Copy out exactly every line from the line containing "Output a JSON" until the records below end, inclusive of both boundary lines.

Rows from a figure dataset
%%

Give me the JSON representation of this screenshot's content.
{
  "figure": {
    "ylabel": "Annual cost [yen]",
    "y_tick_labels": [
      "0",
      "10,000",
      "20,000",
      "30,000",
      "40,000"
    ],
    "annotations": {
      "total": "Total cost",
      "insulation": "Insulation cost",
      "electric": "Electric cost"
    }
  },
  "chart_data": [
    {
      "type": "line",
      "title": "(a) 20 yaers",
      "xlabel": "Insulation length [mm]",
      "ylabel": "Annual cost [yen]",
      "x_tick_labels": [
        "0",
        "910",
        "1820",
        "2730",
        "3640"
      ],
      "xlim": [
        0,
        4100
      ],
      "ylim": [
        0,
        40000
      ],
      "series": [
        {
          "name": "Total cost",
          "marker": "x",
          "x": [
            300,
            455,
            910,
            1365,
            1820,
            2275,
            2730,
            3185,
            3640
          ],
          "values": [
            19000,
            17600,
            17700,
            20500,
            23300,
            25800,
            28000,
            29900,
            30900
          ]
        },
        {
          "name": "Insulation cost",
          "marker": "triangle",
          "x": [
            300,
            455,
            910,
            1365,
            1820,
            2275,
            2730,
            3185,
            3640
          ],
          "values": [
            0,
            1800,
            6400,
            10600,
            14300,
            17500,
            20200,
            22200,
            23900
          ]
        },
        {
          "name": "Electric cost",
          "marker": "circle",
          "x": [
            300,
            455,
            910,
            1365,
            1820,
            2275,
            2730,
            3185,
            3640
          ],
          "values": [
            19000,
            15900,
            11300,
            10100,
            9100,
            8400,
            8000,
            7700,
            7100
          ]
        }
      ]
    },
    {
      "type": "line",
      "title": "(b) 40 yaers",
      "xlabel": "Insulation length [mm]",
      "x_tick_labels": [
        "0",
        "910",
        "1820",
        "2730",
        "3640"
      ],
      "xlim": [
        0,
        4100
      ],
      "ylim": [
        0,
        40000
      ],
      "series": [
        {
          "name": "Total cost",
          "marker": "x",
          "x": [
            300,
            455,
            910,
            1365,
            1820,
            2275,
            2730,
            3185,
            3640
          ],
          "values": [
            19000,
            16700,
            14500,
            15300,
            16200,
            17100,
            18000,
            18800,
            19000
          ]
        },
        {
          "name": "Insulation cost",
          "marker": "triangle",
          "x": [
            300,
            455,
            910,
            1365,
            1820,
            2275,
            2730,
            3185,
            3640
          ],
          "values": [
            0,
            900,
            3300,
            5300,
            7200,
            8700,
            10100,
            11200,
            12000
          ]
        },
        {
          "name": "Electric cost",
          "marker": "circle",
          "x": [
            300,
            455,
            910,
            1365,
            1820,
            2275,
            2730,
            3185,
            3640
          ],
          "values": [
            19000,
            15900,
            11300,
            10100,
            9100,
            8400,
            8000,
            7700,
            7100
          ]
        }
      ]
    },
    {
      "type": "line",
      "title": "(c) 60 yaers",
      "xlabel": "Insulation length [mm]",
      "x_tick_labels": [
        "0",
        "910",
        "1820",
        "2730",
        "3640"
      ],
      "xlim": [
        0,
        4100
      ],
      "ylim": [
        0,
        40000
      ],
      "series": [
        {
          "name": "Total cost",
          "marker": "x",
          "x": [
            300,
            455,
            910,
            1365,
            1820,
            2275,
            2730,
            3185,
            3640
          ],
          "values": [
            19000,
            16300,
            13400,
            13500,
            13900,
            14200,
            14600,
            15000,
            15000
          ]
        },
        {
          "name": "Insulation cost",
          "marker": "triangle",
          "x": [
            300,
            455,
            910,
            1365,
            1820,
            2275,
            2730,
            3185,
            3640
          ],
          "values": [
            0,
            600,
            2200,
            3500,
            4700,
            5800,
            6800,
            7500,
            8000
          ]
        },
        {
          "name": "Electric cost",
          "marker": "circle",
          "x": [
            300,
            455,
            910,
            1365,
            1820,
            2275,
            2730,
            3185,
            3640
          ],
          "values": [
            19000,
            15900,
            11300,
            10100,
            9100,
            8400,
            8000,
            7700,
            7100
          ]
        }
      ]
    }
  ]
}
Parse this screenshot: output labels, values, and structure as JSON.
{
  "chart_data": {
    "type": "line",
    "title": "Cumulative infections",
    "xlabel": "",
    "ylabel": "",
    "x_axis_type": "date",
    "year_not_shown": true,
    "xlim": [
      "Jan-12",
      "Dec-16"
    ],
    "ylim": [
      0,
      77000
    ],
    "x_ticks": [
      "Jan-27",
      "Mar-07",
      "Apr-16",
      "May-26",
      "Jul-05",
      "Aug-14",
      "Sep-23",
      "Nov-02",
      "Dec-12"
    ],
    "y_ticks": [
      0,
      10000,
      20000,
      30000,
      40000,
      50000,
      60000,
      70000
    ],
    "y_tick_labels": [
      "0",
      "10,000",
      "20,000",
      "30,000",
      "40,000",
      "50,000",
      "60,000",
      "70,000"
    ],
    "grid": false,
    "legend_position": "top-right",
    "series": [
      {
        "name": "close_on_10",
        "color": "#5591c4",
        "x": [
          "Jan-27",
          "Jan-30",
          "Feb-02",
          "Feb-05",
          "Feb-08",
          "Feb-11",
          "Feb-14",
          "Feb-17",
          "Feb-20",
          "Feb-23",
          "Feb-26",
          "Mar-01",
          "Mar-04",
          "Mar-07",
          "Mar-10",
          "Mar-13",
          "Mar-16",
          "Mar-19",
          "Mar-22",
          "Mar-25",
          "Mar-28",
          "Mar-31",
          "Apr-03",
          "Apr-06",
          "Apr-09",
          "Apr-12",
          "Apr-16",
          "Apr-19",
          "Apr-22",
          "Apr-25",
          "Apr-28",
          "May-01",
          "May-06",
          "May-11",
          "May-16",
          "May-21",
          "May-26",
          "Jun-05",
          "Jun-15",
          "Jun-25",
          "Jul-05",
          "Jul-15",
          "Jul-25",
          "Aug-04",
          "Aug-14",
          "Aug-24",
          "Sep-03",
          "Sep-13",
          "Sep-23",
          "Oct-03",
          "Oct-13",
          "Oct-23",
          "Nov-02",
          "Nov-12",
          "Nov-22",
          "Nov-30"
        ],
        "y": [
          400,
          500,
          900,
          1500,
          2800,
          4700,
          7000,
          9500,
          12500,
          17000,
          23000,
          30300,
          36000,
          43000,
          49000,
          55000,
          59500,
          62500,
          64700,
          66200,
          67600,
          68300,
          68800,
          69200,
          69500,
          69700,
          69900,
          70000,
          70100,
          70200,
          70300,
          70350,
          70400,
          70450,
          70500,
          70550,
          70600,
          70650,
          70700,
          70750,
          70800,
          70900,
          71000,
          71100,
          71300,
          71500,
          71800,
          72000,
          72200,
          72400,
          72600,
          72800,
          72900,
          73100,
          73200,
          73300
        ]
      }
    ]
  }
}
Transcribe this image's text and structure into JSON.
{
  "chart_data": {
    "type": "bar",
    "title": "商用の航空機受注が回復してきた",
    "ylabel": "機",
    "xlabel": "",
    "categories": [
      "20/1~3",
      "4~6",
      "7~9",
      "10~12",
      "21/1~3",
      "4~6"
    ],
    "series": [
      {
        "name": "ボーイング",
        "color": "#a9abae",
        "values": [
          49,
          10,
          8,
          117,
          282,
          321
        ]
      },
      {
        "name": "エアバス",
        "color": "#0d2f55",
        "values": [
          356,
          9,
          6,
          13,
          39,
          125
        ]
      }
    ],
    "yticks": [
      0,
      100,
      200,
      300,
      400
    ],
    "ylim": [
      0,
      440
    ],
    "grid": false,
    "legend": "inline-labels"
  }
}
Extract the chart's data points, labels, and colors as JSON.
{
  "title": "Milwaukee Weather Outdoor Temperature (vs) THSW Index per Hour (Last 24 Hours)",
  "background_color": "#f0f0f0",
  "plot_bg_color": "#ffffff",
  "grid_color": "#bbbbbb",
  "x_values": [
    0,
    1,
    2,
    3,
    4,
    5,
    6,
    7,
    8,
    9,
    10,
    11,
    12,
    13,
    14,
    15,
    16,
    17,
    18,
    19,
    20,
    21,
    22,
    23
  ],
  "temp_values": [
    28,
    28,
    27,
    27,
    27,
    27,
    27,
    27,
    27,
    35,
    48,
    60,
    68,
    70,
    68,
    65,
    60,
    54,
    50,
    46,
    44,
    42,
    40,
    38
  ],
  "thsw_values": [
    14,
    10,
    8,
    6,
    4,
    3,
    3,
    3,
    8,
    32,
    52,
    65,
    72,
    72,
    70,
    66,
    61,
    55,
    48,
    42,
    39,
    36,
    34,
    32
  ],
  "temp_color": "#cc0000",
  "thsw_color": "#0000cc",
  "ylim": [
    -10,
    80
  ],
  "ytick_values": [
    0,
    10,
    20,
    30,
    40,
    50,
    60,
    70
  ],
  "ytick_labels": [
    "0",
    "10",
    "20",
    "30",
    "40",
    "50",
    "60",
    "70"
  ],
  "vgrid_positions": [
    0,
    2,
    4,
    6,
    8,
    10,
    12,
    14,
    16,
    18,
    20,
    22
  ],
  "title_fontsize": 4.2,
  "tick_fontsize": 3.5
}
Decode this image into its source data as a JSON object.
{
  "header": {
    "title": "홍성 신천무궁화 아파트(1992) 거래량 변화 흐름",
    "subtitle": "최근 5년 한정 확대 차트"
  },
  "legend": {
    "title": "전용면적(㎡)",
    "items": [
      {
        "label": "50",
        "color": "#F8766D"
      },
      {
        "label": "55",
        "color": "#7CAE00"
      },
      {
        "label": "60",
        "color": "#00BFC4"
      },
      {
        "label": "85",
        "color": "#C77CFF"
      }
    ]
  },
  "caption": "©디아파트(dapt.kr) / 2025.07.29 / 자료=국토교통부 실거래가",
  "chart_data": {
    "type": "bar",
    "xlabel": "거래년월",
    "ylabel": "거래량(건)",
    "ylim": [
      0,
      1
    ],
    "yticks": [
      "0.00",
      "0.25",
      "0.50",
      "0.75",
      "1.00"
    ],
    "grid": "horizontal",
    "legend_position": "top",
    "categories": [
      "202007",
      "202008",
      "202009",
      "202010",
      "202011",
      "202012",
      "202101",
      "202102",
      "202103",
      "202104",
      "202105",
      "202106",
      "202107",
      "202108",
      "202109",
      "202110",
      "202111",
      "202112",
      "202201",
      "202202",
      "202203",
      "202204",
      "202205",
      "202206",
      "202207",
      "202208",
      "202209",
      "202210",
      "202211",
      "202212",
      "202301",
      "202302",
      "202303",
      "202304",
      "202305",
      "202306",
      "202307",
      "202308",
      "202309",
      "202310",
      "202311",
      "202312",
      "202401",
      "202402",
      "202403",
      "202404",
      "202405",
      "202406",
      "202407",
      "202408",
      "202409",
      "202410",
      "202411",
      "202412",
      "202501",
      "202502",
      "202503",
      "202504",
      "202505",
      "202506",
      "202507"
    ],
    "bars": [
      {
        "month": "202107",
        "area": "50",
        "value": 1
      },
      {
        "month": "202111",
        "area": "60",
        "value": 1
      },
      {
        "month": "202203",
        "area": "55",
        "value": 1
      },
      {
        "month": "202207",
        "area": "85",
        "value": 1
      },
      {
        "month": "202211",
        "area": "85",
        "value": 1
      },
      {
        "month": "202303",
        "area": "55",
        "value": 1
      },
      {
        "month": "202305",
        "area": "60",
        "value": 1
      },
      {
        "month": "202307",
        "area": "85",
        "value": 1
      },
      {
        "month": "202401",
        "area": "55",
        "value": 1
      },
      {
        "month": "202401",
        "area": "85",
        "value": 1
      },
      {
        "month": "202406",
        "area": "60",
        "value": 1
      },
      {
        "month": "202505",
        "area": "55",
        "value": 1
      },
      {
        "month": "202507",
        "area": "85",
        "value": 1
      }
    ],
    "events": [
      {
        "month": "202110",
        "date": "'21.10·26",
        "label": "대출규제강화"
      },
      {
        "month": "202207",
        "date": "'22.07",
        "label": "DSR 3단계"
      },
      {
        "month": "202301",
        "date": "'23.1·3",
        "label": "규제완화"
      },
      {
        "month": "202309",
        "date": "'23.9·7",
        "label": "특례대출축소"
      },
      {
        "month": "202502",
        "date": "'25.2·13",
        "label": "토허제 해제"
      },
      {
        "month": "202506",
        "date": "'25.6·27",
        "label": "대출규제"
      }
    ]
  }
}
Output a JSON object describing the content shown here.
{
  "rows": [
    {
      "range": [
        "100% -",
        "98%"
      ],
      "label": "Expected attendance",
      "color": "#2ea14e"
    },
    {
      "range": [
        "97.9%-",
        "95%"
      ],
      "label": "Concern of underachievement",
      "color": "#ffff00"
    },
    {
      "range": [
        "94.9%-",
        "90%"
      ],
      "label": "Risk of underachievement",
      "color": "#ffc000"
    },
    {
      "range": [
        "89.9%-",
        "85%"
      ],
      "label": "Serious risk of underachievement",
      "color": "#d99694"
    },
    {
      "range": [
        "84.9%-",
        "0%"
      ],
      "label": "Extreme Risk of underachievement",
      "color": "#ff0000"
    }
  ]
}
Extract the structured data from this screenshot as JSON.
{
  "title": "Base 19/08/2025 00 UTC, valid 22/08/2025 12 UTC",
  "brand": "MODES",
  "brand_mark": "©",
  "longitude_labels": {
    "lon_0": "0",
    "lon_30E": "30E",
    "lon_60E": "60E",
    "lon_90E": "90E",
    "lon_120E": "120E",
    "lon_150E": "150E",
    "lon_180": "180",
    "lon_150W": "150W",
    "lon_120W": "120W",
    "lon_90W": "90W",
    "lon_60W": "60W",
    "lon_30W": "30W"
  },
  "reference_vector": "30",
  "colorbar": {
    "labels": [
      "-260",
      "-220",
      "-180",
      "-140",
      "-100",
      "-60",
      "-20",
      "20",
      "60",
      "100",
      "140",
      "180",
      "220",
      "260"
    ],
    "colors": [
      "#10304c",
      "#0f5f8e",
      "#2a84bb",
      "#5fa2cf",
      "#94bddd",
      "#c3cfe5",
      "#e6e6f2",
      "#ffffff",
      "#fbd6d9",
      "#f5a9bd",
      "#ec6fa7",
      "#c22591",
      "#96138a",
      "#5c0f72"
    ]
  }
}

%%

## FULL SOLUTION:
Output a JSON object describing the content shown here.
{
  "rows": [
    {
      "range": [
        "100% -",
        "98%"
      ],
      "label": "Expected attendance",
      "color": "#2ea14e"
    },
    {
      "range": [
        "97.9%-",
        "95%"
      ],
      "label": "Concern of underachievement",
      "color": "#ffff00"
    },
    {
      "range": [
        "94.9%-",
        "90%"
      ],
      "label": "Risk of underachievement",
      "color": "#ffc000"
    },
    {
      "range": [
        "89.9%-",
        "85%"
      ],
      "label": "Serious risk of underachievement",
      "color": "#d99694"
    },
    {
      "range": [
        "84.9%-",
        "0%"
      ],
      "label": "Extreme Risk of underachievement",
      "color": "#ff0000"
    }
  ]
}
Extract the structured data from this screenshot as JSON.
{
  "title": "Base 19/08/2025 00 UTC, valid 22/08/2025 12 UTC",
  "brand": "MODES",
  "brand_mark": "©",
  "longitude_labels": {
    "lon_0": "0",
    "lon_30E": "30E",
    "lon_60E": "60E",
    "lon_90E": "90E",
    "lon_120E": "120E",
    "lon_150E": "150E",
    "lon_180": "180",
    "lon_150W": "150W",
    "lon_120W": "120W",
    "lon_90W": "90W",
    "lon_60W": "60W",
    "lon_30W": "30W"
  },
  "reference_vector": "30",
  "colorbar": {
    "labels": [
      "-260",
      "-220",
      "-180",
      "-140",
      "-100",
      "-60",
      "-20",
      "20",
      "60",
      "100",
      "140",
      "180",
      "220",
      "260"
    ],
    "colors": [
      "#10304c",
      "#0f5f8e",
      "#2a84bb",
      "#5fa2cf",
      "#94bddd",
      "#c3cfe5",
      "#e6e6f2",
      "#ffffff",
      "#fbd6d9",
      "#f5a9bd",
      "#ec6fa7",
      "#c22591",
      "#96138a",
      "#5c0f72"
    ]
  }
}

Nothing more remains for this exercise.